* _Written instruction_: Check every line for the word "image" and give the number of lines where it occurs, nothing else.
— Begin Data entries —
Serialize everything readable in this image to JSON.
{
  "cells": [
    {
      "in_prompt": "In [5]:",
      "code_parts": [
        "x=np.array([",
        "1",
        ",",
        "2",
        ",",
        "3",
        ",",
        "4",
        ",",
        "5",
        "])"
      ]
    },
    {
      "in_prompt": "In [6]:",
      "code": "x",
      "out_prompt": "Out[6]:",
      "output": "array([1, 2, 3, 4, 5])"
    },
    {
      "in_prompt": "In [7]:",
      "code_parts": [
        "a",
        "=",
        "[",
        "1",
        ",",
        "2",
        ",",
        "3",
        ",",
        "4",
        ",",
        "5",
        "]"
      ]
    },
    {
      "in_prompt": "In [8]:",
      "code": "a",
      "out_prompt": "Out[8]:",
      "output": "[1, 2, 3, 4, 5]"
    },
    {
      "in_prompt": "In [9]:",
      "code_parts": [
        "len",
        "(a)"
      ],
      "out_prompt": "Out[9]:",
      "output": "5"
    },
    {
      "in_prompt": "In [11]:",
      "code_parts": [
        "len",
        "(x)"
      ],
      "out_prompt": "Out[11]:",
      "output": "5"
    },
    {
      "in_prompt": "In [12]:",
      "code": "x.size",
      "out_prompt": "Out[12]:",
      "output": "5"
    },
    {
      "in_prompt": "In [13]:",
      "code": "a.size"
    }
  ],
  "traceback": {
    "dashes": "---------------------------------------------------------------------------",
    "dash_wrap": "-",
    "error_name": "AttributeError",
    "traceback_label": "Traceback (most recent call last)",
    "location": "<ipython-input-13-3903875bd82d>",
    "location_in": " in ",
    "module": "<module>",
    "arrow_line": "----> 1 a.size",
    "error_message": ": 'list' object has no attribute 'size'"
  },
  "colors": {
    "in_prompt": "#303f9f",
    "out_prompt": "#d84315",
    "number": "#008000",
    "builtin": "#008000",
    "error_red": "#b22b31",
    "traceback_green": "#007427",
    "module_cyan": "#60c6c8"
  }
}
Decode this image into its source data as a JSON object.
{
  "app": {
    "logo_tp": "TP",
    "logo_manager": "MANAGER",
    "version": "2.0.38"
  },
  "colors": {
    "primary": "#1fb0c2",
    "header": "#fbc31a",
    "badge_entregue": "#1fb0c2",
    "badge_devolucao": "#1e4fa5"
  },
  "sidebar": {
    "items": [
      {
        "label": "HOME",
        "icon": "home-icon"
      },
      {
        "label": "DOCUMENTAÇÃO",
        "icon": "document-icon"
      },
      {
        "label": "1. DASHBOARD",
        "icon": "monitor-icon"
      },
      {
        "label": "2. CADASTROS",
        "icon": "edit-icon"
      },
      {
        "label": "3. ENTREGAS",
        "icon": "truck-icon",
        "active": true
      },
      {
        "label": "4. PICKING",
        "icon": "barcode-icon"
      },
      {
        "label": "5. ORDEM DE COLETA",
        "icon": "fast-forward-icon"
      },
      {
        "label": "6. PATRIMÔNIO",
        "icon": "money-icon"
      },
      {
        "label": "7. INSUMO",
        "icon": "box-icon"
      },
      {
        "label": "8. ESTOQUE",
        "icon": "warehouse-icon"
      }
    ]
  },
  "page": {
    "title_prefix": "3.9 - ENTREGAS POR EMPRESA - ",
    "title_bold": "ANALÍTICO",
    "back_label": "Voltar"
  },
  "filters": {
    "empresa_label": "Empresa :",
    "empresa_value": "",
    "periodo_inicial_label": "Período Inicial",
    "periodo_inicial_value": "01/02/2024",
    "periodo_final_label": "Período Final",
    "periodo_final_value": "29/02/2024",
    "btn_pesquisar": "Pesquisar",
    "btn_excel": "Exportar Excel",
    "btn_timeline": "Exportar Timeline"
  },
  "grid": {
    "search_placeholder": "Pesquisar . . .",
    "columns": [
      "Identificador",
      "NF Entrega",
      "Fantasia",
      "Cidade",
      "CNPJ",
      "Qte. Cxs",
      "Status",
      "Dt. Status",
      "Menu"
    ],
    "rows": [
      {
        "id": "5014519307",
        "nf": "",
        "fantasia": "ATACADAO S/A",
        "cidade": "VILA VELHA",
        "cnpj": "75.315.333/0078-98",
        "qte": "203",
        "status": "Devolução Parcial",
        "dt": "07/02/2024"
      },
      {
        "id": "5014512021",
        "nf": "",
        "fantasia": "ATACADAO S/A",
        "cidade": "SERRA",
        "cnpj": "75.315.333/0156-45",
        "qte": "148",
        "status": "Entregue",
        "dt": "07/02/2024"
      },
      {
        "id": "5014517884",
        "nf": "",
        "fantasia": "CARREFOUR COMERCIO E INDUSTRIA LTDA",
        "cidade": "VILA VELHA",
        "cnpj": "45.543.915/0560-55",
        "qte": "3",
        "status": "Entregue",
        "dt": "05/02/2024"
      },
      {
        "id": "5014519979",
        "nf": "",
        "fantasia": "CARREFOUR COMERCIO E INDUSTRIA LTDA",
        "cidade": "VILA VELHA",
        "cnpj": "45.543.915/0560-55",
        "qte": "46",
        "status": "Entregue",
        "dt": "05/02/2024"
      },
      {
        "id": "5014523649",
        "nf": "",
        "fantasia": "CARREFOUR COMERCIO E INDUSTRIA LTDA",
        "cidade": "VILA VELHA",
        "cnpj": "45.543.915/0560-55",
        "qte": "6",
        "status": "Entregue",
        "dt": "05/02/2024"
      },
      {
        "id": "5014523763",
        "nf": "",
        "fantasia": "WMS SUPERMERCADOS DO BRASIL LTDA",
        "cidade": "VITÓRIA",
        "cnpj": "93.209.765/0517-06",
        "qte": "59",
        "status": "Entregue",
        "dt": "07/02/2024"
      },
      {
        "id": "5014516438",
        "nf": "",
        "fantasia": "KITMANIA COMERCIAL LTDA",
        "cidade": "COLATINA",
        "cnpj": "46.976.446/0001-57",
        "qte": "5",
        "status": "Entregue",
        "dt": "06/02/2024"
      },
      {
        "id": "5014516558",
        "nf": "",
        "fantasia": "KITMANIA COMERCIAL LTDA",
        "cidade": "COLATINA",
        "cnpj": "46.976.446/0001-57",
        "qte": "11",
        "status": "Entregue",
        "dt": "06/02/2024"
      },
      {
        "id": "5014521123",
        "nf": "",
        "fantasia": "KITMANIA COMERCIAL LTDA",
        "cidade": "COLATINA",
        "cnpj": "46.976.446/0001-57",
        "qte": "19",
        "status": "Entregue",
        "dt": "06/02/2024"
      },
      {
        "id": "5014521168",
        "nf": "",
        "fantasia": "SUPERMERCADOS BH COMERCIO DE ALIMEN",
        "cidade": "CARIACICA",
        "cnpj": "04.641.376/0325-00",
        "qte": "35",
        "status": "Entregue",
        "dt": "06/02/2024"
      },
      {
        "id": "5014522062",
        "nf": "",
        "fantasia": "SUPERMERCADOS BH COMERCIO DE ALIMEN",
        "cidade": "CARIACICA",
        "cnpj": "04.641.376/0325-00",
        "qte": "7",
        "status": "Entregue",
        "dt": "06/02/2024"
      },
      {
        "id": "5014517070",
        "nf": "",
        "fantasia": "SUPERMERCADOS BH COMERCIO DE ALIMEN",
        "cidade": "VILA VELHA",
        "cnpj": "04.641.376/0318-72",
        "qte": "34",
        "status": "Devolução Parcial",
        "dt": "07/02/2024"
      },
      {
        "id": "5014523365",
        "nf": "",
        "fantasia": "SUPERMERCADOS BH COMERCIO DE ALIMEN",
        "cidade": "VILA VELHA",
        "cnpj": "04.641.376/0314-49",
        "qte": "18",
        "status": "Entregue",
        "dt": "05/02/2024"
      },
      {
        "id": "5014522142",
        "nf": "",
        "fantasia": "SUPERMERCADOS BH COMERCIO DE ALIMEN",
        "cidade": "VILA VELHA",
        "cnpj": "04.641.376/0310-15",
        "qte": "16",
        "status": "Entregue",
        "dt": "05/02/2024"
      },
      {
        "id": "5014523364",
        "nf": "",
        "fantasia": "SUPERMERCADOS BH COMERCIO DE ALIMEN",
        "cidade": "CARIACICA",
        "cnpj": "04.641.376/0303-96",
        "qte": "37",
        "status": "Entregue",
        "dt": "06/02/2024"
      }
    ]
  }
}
— End Data entries —
* _Result of this task_: 2